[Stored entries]

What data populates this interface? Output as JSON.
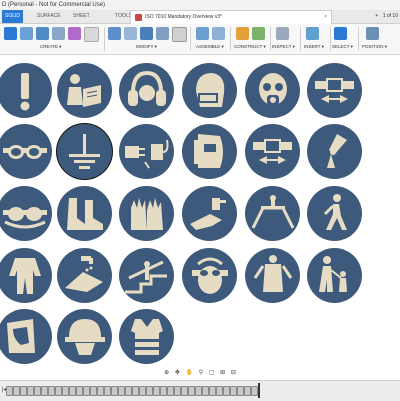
{
  "window": {
    "title": "D (Personal - Not for Commercial Use)"
  },
  "apptabs": [
    "SOLID",
    "SURFACE",
    "SHEET METAL",
    "TOOLS"
  ],
  "document": {
    "title": "ISO 7010 Mandatory Overview v3*",
    "close_glyph": "×",
    "page_indicator": "1 of 10",
    "plus": "+"
  },
  "toolbar_groups": [
    "CREATE ▾",
    "MODIFY ▾",
    "ASSEMBLE ▾",
    "CONSTRUCT ▾",
    "INSPECT ▾",
    "INSERT ▾",
    "SELECT ▾",
    "POSITION ▾"
  ],
  "colors": {
    "sign_blue": "#3d5a7d",
    "symbol": "#e6dcc4",
    "accent": "#2b7bd6"
  },
  "signs": [
    {
      "icon": "exclamation-icon"
    },
    {
      "icon": "read-manual-icon"
    },
    {
      "icon": "ear-protection-icon"
    },
    {
      "icon": "face-mask-icon"
    },
    {
      "icon": "respirator-icon"
    },
    {
      "icon": "seat-belt-icon"
    },
    {
      "icon": "goggles-icon"
    },
    {
      "icon": "earth-ground-icon"
    },
    {
      "icon": "disconnect-plug-icon"
    },
    {
      "icon": "welding-mask-icon"
    },
    {
      "icon": "seat-belt-2-icon"
    },
    {
      "icon": "lever-icon"
    },
    {
      "icon": "opaque-goggles-icon"
    },
    {
      "icon": "safety-boots-icon"
    },
    {
      "icon": "gloves-icon"
    },
    {
      "icon": "hand-cream-icon"
    },
    {
      "icon": "overpass-icon"
    },
    {
      "icon": "pedestrian-icon"
    },
    {
      "icon": "overalls-icon"
    },
    {
      "icon": "wash-hands-icon"
    },
    {
      "icon": "handrail-icon"
    },
    {
      "icon": "face-protection-goggles-icon"
    },
    {
      "icon": "apron-icon"
    },
    {
      "icon": "supervise-child-icon"
    },
    {
      "icon": "face-shield-icon"
    },
    {
      "icon": "hard-hat-icon"
    },
    {
      "icon": "high-vis-vest-icon"
    }
  ],
  "viewnav": [
    "⊕",
    "✥",
    "✋",
    "⚲",
    "▢",
    "⊞",
    "⊟"
  ],
  "timeline": {
    "controls": "|◀ ◀ ▶ ▶|"
  }
}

◆ WORK REQUIRED ◆
Nothing but a number is needed here: how many lines hold the string "mask"?

◆ ANSWER TO THE TASK ◆
2